### Direction
Return every line of the material exactly.

——

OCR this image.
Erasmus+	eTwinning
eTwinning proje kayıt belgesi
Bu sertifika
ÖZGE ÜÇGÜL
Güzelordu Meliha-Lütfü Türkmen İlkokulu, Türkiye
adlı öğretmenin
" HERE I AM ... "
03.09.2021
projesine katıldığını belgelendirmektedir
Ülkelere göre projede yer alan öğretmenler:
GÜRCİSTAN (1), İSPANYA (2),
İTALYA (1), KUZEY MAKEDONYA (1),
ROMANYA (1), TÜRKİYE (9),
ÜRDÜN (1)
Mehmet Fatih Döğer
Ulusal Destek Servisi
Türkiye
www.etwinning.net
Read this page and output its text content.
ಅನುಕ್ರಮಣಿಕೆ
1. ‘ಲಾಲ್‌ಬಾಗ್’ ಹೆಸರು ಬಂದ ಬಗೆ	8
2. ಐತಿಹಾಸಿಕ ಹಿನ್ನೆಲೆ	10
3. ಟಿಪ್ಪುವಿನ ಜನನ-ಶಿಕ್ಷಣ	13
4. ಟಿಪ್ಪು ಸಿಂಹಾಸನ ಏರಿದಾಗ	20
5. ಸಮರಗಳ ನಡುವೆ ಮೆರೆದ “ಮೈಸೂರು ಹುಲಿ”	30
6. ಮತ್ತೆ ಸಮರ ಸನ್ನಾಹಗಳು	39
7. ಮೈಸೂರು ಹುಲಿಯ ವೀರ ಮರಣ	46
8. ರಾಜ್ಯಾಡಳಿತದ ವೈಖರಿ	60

——

### Response to this exercise
OCR this image.
Erasmus+	eTwinning
eTwinning proje kayıt belgesi
Bu sertifika
ÖZGE ÜÇGÜL
Güzelordu Meliha-Lütfü Türkmen İlkokulu, Türkiye
adlı öğretmenin
" HERE I AM ... "
03.09.2021
projesine katıldığını belgelendirmektedir
Ülkelere göre projede yer alan öğretmenler:
GÜRCİSTAN (1), İSPANYA (2),
İTALYA (1), KUZEY MAKEDONYA (1),
ROMANYA (1), TÜRKİYE (9),
ÜRDÜN (1)
Mehmet Fatih Döğer
Ulusal Destek Servisi
Türkiye
www.etwinning.net
Read this page and output its text content.
ಅನುಕ್ರಮಣಿಕೆ
1. ‘ಲಾಲ್‌ಬಾಗ್’ ಹೆಸರು ಬಂದ ಬಗೆ	8
2. ಐತಿಹಾಸಿಕ ಹಿನ್ನೆಲೆ	10
3. ಟಿಪ್ಪುವಿನ ಜನನ-ಶಿಕ್ಷಣ	13
4. ಟಿಪ್ಪು ಸಿಂಹಾಸನ ಏರಿದಾಗ	20
5. ಸಮರಗಳ ನಡುವೆ ಮೆರೆದ “ಮೈಸೂರು ಹುಲಿ”	30
6. ಮತ್ತೆ ಸಮರ ಸನ್ನಾಹಗಳು	39
7. ಮೈಸೂರು ಹುಲಿಯ ವೀರ ಮರಣ	46
8. ರಾಜ್ಯಾಡಳಿತದ ವೈಖರಿ	60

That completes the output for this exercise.